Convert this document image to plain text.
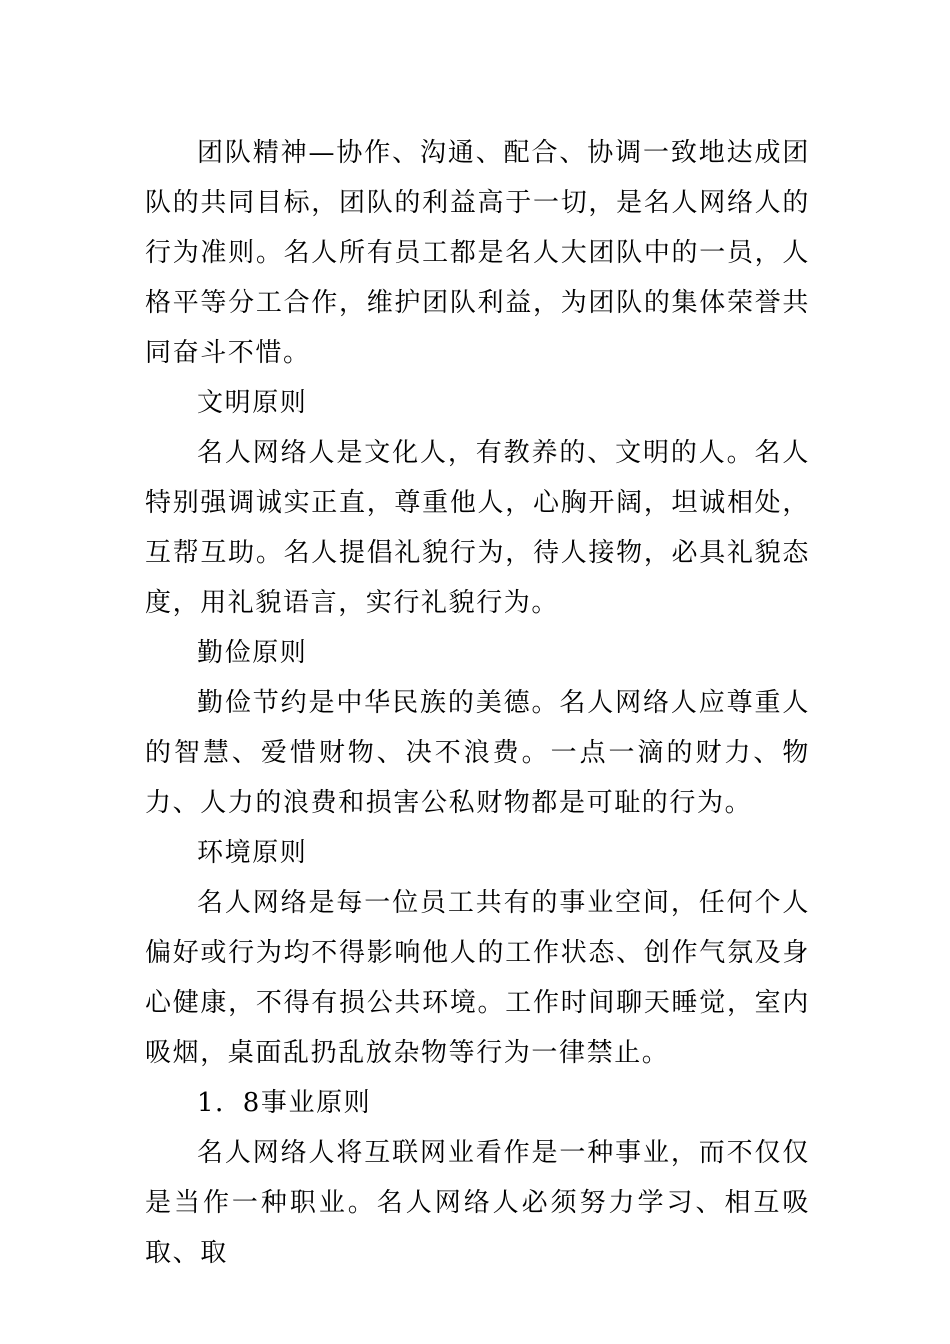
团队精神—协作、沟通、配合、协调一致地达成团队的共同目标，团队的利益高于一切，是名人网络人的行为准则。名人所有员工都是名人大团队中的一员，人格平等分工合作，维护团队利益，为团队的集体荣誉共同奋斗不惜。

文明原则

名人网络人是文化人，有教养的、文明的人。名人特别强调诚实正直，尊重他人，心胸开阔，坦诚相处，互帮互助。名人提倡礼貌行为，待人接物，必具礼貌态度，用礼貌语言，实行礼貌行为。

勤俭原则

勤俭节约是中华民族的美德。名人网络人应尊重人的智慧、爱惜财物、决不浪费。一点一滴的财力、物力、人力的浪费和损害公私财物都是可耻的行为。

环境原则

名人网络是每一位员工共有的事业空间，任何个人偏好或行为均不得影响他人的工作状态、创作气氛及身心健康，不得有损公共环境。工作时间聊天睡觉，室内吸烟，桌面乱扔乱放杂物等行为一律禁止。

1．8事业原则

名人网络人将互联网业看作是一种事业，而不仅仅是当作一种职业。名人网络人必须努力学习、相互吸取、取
-------------------------
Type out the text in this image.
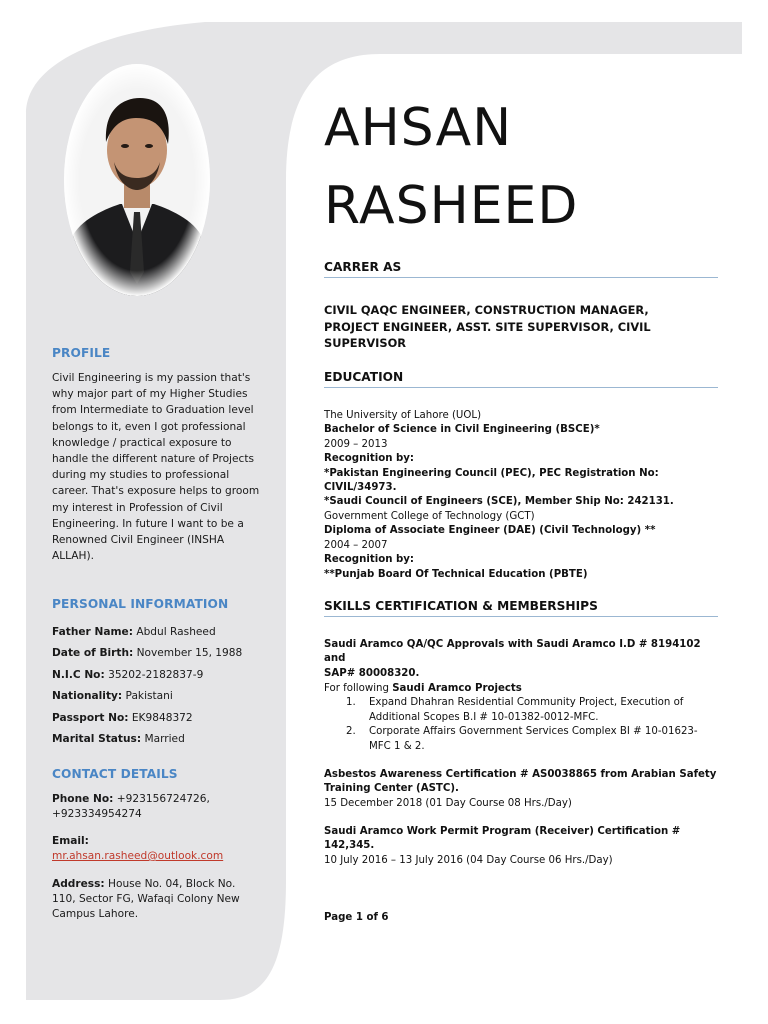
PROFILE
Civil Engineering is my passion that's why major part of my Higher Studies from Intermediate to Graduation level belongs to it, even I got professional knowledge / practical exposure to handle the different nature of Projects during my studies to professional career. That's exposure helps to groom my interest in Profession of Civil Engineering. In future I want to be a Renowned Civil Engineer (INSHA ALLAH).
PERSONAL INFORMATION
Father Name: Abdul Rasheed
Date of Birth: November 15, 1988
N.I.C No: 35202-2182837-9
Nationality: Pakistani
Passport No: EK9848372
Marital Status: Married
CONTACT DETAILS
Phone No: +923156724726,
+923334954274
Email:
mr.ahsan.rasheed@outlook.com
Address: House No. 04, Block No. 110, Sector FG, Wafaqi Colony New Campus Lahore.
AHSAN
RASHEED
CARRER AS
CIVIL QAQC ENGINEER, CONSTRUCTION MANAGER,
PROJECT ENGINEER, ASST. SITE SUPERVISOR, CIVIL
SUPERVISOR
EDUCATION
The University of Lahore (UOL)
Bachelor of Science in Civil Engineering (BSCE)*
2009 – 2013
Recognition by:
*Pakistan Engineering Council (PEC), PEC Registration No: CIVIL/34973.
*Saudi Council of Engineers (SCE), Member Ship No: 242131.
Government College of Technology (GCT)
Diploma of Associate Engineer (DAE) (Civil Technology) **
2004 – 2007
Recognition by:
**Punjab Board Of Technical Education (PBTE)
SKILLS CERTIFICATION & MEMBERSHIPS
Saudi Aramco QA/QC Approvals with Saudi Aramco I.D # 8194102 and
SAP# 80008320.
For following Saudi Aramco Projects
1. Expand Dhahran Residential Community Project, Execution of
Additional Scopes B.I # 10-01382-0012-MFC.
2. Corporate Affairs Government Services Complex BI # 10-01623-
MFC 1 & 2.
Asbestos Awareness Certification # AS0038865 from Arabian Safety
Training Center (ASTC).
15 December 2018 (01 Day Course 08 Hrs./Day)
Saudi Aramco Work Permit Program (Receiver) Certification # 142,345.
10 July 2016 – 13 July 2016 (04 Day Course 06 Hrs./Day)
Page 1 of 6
-------------------------
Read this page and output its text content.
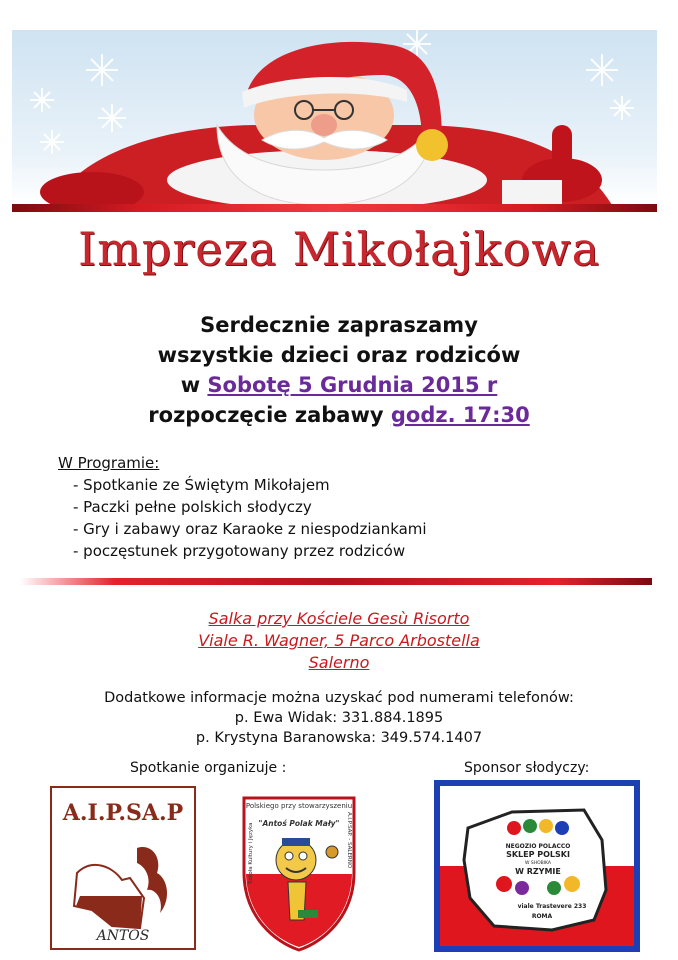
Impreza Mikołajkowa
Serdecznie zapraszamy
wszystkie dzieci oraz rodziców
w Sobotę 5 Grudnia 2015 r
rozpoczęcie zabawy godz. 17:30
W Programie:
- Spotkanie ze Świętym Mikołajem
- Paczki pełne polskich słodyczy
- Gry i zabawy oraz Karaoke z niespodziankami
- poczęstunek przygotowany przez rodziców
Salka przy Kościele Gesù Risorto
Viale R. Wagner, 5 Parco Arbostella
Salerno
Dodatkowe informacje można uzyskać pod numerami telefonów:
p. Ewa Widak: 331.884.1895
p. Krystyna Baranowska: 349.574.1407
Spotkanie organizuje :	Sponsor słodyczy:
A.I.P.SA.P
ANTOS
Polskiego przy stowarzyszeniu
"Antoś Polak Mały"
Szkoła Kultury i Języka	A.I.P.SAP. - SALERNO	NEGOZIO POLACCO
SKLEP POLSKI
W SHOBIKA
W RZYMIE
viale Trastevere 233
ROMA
-------------------------
◆ The request
Gather up every line in the data above that contains the word "from", copying each one.

◆ Result
Civil Engineering is my passion that's why major part of my Higher Studies from Intermediate to Graduation level belongs to it, even I got professional knowledge / practical exposure to handle the different nature of Projects during my studies to professional career. That's exposure helps to groom my interest in Profession of Civil Engineering. In future I want to be a Renowned Civil Engineer (INSHA ALLAH).
Asbestos Awareness Certification # AS0038865 from Arabian Safety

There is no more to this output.